# RECORDS FOR PROCESSING:
Begin

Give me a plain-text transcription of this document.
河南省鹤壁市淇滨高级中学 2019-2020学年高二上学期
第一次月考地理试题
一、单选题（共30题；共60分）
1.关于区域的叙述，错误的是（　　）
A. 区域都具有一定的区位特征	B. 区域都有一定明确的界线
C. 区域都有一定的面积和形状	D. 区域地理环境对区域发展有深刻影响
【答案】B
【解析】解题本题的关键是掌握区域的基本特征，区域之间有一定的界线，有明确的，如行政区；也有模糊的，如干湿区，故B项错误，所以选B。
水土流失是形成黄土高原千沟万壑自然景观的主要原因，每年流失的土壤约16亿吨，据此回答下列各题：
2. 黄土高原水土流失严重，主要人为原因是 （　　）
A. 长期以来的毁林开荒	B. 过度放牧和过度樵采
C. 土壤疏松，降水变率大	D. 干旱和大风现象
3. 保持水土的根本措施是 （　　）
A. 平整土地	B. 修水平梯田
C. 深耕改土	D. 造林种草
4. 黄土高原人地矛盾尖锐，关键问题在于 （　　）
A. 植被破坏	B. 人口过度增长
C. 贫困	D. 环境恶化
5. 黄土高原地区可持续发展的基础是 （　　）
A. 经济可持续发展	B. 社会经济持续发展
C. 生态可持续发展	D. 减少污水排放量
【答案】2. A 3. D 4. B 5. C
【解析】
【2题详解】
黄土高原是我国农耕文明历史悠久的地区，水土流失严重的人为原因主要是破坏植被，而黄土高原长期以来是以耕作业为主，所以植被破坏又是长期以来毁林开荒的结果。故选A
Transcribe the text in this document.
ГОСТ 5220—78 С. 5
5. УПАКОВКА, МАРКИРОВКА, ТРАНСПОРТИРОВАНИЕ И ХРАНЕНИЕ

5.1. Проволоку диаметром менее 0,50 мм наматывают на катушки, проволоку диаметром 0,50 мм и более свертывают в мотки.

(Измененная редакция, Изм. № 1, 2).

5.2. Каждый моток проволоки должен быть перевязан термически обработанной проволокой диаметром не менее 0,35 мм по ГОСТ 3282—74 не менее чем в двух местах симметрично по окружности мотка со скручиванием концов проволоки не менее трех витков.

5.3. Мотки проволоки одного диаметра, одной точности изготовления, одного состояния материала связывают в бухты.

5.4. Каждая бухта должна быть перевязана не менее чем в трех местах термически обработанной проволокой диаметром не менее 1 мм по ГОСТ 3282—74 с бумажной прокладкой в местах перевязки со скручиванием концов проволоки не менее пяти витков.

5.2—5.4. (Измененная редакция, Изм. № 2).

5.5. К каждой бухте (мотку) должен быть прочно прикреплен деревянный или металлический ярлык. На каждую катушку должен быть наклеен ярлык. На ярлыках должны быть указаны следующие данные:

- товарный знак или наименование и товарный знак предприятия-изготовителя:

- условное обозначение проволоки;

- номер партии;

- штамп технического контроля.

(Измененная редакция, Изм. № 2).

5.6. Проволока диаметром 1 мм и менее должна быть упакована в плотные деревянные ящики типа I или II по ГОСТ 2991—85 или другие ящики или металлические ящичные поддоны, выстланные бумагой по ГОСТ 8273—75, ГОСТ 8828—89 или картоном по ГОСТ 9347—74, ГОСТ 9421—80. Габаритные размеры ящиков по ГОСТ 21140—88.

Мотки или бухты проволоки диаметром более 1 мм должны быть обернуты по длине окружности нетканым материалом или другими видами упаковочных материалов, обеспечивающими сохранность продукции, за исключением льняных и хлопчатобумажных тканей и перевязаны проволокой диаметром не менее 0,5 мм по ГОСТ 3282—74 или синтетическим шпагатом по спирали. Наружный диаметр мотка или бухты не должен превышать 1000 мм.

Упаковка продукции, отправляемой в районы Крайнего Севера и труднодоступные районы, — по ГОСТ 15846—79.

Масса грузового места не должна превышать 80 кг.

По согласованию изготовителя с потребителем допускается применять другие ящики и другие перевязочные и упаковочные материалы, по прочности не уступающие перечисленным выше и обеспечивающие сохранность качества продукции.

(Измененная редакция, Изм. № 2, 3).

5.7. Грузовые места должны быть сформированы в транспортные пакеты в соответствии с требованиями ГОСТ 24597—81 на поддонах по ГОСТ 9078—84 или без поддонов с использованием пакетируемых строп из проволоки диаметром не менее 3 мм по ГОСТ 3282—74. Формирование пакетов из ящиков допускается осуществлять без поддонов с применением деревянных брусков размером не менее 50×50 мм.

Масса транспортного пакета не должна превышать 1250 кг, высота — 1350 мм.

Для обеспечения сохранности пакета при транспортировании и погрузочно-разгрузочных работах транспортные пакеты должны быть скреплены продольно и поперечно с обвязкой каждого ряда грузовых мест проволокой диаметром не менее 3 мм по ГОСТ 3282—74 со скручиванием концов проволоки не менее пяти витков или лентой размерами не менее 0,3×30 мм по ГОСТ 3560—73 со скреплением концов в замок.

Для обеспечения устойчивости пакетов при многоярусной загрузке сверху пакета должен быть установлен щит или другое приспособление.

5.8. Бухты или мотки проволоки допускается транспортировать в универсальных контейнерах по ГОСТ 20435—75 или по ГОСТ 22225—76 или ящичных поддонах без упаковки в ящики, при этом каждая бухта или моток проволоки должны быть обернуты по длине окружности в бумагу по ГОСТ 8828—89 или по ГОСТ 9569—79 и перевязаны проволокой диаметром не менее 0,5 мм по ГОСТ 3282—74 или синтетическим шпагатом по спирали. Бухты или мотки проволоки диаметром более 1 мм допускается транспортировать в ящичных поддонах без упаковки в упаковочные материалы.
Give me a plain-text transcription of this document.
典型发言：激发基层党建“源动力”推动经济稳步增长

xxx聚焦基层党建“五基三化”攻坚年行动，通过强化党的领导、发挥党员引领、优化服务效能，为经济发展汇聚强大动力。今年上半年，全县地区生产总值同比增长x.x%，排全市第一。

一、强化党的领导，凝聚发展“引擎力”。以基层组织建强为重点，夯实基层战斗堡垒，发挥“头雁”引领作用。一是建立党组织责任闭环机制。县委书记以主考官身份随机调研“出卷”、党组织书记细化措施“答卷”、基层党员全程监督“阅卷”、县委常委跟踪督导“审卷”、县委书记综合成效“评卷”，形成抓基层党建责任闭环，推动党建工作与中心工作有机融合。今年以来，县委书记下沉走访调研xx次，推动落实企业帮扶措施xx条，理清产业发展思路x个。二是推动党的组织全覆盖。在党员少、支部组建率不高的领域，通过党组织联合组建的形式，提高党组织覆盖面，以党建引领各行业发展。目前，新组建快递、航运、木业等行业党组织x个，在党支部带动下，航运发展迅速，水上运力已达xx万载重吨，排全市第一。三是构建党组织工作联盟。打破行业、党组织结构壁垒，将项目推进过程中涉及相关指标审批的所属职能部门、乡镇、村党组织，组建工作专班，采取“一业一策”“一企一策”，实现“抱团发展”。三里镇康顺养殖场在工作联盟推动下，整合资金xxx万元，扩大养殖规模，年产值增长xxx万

End

# WHAT IS BEING ASKED:
From the records above, extract every entry verbatim.

# COMPLETE ANSWER:
Give me a plain-text transcription of this document.
河南省鹤壁市淇滨高级中学 2019-2020学年高二上学期
第一次月考地理试题
一、单选题（共30题；共60分）
1.关于区域的叙述，错误的是（　　）
A. 区域都具有一定的区位特征	B. 区域都有一定明确的界线
C. 区域都有一定的面积和形状	D. 区域地理环境对区域发展有深刻影响
【答案】B
【解析】解题本题的关键是掌握区域的基本特征，区域之间有一定的界线，有明确的，如行政区；也有模糊的，如干湿区，故B项错误，所以选B。
水土流失是形成黄土高原千沟万壑自然景观的主要原因，每年流失的土壤约16亿吨，据此回答下列各题：
2. 黄土高原水土流失严重，主要人为原因是 （　　）
A. 长期以来的毁林开荒	B. 过度放牧和过度樵采
C. 土壤疏松，降水变率大	D. 干旱和大风现象
3. 保持水土的根本措施是 （　　）
A. 平整土地	B. 修水平梯田
C. 深耕改土	D. 造林种草
4. 黄土高原人地矛盾尖锐，关键问题在于 （　　）
A. 植被破坏	B. 人口过度增长
C. 贫困	D. 环境恶化
5. 黄土高原地区可持续发展的基础是 （　　）
A. 经济可持续发展	B. 社会经济持续发展
C. 生态可持续发展	D. 减少污水排放量
【答案】2. A 3. D 4. B 5. C
【解析】
【2题详解】
黄土高原是我国农耕文明历史悠久的地区，水土流失严重的人为原因主要是破坏植被，而黄土高原长期以来是以耕作业为主，所以植被破坏又是长期以来毁林开荒的结果。故选A
Transcribe the text in this document.
ГОСТ 5220—78 С. 5
5. УПАКОВКА, МАРКИРОВКА, ТРАНСПОРТИРОВАНИЕ И ХРАНЕНИЕ

5.1. Проволоку диаметром менее 0,50 мм наматывают на катушки, проволоку диаметром 0,50 мм и более свертывают в мотки.

(Измененная редакция, Изм. № 1, 2).

5.2. Каждый моток проволоки должен быть перевязан термически обработанной проволокой диаметром не менее 0,35 мм по ГОСТ 3282—74 не менее чем в двух местах симметрично по окружности мотка со скручиванием концов проволоки не менее трех витков.

5.3. Мотки проволоки одного диаметра, одной точности изготовления, одного состояния материала связывают в бухты.

5.4. Каждая бухта должна быть перевязана не менее чем в трех местах термически обработанной проволокой диаметром не менее 1 мм по ГОСТ 3282—74 с бумажной прокладкой в местах перевязки со скручиванием концов проволоки не менее пяти витков.

5.2—5.4. (Измененная редакция, Изм. № 2).

5.5. К каждой бухте (мотку) должен быть прочно прикреплен деревянный или металлический ярлык. На каждую катушку должен быть наклеен ярлык. На ярлыках должны быть указаны следующие данные:

- товарный знак или наименование и товарный знак предприятия-изготовителя:

- условное обозначение проволоки;

- номер партии;

- штамп технического контроля.

(Измененная редакция, Изм. № 2).

5.6. Проволока диаметром 1 мм и менее должна быть упакована в плотные деревянные ящики типа I или II по ГОСТ 2991—85 или другие ящики или металлические ящичные поддоны, выстланные бумагой по ГОСТ 8273—75, ГОСТ 8828—89 или картоном по ГОСТ 9347—74, ГОСТ 9421—80. Габаритные размеры ящиков по ГОСТ 21140—88.

Мотки или бухты проволоки диаметром более 1 мм должны быть обернуты по длине окружности нетканым материалом или другими видами упаковочных материалов, обеспечивающими сохранность продукции, за исключением льняных и хлопчатобумажных тканей и перевязаны проволокой диаметром не менее 0,5 мм по ГОСТ 3282—74 или синтетическим шпагатом по спирали. Наружный диаметр мотка или бухты не должен превышать 1000 мм.

Упаковка продукции, отправляемой в районы Крайнего Севера и труднодоступные районы, — по ГОСТ 15846—79.

Масса грузового места не должна превышать 80 кг.

По согласованию изготовителя с потребителем допускается применять другие ящики и другие перевязочные и упаковочные материалы, по прочности не уступающие перечисленным выше и обеспечивающие сохранность качества продукции.

(Измененная редакция, Изм. № 2, 3).

5.7. Грузовые места должны быть сформированы в транспортные пакеты в соответствии с требованиями ГОСТ 24597—81 на поддонах по ГОСТ 9078—84 или без поддонов с использованием пакетируемых строп из проволоки диаметром не менее 3 мм по ГОСТ 3282—74. Формирование пакетов из ящиков допускается осуществлять без поддонов с применением деревянных брусков размером не менее 50×50 мм.

Масса транспортного пакета не должна превышать 1250 кг, высота — 1350 мм.

Для обеспечения сохранности пакета при транспортировании и погрузочно-разгрузочных работах транспортные пакеты должны быть скреплены продольно и поперечно с обвязкой каждого ряда грузовых мест проволокой диаметром не менее 3 мм по ГОСТ 3282—74 со скручиванием концов проволоки не менее пяти витков или лентой размерами не менее 0,3×30 мм по ГОСТ 3560—73 со скреплением концов в замок.

Для обеспечения устойчивости пакетов при многоярусной загрузке сверху пакета должен быть установлен щит или другое приспособление.

5.8. Бухты или мотки проволоки допускается транспортировать в универсальных контейнерах по ГОСТ 20435—75 или по ГОСТ 22225—76 или ящичных поддонах без упаковки в ящики, при этом каждая бухта или моток проволоки должны быть обернуты по длине окружности в бумагу по ГОСТ 8828—89 или по ГОСТ 9569—79 и перевязаны проволокой диаметром не менее 0,5 мм по ГОСТ 3282—74 или синтетическим шпагатом по спирали. Бухты или мотки проволоки диаметром более 1 мм допускается транспортировать в ящичных поддонах без упаковки в упаковочные материалы.
Give me a plain-text transcription of this document.
典型发言：激发基层党建“源动力”推动经济稳步增长

xxx聚焦基层党建“五基三化”攻坚年行动，通过强化党的领导、发挥党员引领、优化服务效能，为经济发展汇聚强大动力。今年上半年，全县地区生产总值同比增长x.x%，排全市第一。

一、强化党的领导，凝聚发展“引擎力”。以基层组织建强为重点，夯实基层战斗堡垒，发挥“头雁”引领作用。一是建立党组织责任闭环机制。县委书记以主考官身份随机调研“出卷”、党组织书记细化措施“答卷”、基层党员全程监督“阅卷”、县委常委跟踪督导“审卷”、县委书记综合成效“评卷”，形成抓基层党建责任闭环，推动党建工作与中心工作有机融合。今年以来，县委书记下沉走访调研xx次，推动落实企业帮扶措施xx条，理清产业发展思路x个。二是推动党的组织全覆盖。在党员少、支部组建率不高的领域，通过党组织联合组建的形式，提高党组织覆盖面，以党建引领各行业发展。目前，新组建快递、航运、木业等行业党组织x个，在党支部带动下，航运发展迅速，水上运力已达xx万载重吨，排全市第一。三是构建党组织工作联盟。打破行业、党组织结构壁垒，将项目推进过程中涉及相关指标审批的所属职能部门、乡镇、村党组织，组建工作专班，采取“一业一策”“一企一策”，实现“抱团发展”。三里镇康顺养殖场在工作联盟推动下，整合资金xxx万元，扩大养殖规模，年产值增长xxx万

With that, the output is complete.